▸ **Aim**
Count the lines in the data below that contain the string "houses", treating uppercase and lowercase as different. Give only the number.
--- Begin Source material ---
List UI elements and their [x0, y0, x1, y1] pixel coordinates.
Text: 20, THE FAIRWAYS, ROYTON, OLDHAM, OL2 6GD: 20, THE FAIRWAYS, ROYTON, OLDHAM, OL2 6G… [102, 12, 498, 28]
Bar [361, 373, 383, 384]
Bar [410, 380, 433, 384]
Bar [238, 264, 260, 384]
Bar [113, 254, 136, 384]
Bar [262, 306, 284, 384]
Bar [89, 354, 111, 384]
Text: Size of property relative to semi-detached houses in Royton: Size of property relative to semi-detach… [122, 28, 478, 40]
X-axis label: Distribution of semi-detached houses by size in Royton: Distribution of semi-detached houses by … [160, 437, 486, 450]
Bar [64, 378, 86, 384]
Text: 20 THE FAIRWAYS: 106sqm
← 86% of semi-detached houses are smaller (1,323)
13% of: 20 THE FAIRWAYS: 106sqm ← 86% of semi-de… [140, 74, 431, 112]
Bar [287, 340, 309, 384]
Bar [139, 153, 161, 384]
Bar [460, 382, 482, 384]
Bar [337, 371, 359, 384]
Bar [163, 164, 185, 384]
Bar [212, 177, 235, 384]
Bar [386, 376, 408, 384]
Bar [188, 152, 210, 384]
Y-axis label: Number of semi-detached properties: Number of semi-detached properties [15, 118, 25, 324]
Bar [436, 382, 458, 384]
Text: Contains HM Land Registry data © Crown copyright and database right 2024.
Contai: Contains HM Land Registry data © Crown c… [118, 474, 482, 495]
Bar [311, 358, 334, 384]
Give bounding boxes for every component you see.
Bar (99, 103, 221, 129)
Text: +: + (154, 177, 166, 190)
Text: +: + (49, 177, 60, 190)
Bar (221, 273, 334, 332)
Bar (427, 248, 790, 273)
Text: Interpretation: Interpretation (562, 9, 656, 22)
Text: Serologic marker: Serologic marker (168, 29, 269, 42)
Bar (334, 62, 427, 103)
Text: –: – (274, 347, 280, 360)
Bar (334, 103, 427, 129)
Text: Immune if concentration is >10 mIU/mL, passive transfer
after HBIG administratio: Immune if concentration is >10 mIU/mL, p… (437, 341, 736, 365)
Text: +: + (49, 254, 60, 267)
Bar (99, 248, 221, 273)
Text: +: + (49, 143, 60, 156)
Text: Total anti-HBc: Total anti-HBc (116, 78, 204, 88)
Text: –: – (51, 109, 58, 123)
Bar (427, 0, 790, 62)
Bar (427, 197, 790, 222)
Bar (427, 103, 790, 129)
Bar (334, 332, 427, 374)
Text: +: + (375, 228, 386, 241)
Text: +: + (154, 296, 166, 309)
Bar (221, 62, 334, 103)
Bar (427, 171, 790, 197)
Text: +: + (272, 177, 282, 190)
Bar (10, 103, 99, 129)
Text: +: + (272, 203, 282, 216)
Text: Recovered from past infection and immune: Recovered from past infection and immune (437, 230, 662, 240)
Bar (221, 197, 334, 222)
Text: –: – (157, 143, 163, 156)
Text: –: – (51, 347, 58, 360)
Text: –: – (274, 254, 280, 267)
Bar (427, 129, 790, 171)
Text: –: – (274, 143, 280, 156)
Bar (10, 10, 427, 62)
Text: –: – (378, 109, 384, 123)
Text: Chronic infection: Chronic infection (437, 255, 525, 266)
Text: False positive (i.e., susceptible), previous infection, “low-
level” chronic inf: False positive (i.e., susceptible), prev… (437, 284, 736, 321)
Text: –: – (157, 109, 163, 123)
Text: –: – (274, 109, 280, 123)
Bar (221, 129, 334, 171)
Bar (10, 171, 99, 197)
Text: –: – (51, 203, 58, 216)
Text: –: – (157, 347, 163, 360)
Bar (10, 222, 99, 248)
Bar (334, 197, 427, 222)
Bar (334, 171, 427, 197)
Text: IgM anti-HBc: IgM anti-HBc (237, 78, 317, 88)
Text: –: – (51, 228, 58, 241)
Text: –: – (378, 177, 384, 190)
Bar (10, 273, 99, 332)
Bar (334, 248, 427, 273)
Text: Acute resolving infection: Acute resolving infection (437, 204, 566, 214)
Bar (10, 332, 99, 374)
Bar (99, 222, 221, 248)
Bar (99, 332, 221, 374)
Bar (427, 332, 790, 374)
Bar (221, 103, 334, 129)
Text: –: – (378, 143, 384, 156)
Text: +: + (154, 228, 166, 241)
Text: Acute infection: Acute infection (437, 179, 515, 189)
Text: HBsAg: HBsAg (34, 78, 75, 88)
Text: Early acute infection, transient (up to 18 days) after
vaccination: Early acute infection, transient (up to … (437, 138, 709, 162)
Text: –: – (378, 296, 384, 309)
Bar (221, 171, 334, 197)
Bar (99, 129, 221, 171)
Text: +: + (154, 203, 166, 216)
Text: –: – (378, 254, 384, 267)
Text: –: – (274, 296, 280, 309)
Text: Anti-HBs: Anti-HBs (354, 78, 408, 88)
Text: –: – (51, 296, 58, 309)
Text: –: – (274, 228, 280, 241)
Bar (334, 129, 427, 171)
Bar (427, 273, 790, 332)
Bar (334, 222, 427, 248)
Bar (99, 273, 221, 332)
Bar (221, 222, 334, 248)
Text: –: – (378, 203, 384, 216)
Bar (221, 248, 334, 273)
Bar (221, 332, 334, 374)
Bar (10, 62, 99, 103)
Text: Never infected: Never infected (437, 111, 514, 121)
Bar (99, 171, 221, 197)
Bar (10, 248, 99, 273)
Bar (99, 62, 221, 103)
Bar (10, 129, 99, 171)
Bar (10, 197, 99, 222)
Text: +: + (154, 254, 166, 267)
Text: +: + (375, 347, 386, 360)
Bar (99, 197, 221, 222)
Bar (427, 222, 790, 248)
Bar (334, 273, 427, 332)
--- End Source material ---
▸ **Exercise output**
3